Dataset entries:
>> start
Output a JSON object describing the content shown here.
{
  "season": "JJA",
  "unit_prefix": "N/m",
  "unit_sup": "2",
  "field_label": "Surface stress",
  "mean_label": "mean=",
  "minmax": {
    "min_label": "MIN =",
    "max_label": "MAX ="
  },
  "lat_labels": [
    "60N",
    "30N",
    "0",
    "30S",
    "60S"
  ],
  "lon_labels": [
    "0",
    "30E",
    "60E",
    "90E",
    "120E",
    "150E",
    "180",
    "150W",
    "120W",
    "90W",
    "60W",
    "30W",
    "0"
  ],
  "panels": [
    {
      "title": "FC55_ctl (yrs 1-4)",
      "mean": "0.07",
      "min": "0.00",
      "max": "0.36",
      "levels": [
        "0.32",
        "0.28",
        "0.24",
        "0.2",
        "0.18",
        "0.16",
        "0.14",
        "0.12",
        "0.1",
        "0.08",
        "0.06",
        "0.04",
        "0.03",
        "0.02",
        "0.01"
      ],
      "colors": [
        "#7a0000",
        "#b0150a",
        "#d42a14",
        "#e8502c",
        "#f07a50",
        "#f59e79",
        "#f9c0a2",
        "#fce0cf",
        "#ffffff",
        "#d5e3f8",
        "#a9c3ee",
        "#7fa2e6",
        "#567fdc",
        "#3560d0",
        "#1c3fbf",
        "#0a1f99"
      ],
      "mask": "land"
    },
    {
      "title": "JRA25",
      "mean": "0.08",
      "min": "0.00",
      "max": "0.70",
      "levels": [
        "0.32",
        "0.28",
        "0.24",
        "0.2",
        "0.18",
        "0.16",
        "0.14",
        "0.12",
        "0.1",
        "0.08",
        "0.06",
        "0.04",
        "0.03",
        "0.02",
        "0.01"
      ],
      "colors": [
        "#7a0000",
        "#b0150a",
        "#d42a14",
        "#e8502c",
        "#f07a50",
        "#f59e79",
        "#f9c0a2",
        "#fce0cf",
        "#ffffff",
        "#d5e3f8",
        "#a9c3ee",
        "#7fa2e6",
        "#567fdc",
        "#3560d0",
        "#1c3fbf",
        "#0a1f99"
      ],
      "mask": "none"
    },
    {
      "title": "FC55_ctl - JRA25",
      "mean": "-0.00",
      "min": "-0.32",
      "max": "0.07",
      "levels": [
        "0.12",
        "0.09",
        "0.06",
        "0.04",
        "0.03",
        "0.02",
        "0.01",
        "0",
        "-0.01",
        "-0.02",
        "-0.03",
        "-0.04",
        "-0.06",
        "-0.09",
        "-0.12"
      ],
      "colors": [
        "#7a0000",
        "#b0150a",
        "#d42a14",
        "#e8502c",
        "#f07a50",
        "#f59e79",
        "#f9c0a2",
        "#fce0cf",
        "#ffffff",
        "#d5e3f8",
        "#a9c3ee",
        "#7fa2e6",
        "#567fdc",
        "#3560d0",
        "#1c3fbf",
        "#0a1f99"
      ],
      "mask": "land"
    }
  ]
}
>> end
■ INSTRUCTIONS FOR THE TASK ■
From the listing, tally every line with the word "title" in it and give only the tally.

■ CORRECT OUTPUT ■
3